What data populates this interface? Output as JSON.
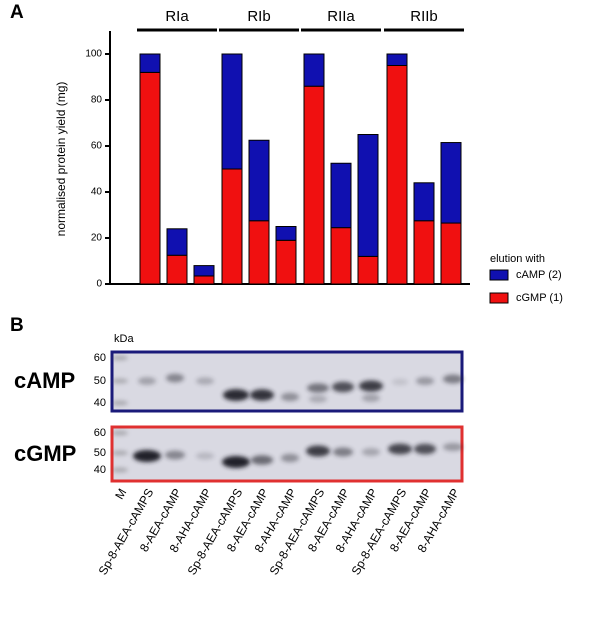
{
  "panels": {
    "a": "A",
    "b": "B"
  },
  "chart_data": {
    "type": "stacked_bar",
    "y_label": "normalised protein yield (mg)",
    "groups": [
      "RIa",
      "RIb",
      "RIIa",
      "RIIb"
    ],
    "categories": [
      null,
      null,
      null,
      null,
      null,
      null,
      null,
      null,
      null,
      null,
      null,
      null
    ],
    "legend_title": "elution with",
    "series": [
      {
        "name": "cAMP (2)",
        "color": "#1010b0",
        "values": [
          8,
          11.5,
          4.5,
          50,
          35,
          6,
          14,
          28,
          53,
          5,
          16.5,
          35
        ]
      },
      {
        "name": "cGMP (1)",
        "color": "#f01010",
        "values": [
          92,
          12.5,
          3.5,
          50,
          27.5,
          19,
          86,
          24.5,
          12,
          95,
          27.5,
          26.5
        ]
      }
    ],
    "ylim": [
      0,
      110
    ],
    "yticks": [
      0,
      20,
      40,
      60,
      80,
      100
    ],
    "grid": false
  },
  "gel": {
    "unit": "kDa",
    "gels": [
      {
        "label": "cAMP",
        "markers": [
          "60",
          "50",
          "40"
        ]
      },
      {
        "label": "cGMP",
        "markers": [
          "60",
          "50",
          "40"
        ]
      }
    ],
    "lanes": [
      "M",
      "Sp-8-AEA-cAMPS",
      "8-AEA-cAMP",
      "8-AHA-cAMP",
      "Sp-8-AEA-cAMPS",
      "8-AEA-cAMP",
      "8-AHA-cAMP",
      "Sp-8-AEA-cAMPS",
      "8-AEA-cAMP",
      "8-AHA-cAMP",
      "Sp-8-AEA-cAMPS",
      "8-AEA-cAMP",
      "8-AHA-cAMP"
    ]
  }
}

**Task to carry out:** Make an exact copy of every record, pictures excluded.

**The answer:**
What data populates this interface? Output as JSON.
{
  "panels": {
    "a": "A",
    "b": "B"
  },
  "chart_data": {
    "type": "stacked_bar",
    "y_label": "normalised protein yield (mg)",
    "groups": [
      "RIa",
      "RIb",
      "RIIa",
      "RIIb"
    ],
    "categories": [
      null,
      null,
      null,
      null,
      null,
      null,
      null,
      null,
      null,
      null,
      null,
      null
    ],
    "legend_title": "elution with",
    "series": [
      {
        "name": "cAMP (2)",
        "color": "#1010b0",
        "values": [
          8,
          11.5,
          4.5,
          50,
          35,
          6,
          14,
          28,
          53,
          5,
          16.5,
          35
        ]
      },
      {
        "name": "cGMP (1)",
        "color": "#f01010",
        "values": [
          92,
          12.5,
          3.5,
          50,
          27.5,
          19,
          86,
          24.5,
          12,
          95,
          27.5,
          26.5
        ]
      }
    ],
    "ylim": [
      0,
      110
    ],
    "yticks": [
      0,
      20,
      40,
      60,
      80,
      100
    ],
    "grid": false
  },
  "gel": {
    "unit": "kDa",
    "gels": [
      {
        "label": "cAMP",
        "markers": [
          "60",
          "50",
          "40"
        ]
      },
      {
        "label": "cGMP",
        "markers": [
          "60",
          "50",
          "40"
        ]
      }
    ],
    "lanes": [
      "M",
      "Sp-8-AEA-cAMPS",
      "8-AEA-cAMP",
      "8-AHA-cAMP",
      "Sp-8-AEA-cAMPS",
      "8-AEA-cAMP",
      "8-AHA-cAMP",
      "Sp-8-AEA-cAMPS",
      "8-AEA-cAMP",
      "8-AHA-cAMP",
      "Sp-8-AEA-cAMPS",
      "8-AEA-cAMP",
      "8-AHA-cAMP"
    ]
  }
}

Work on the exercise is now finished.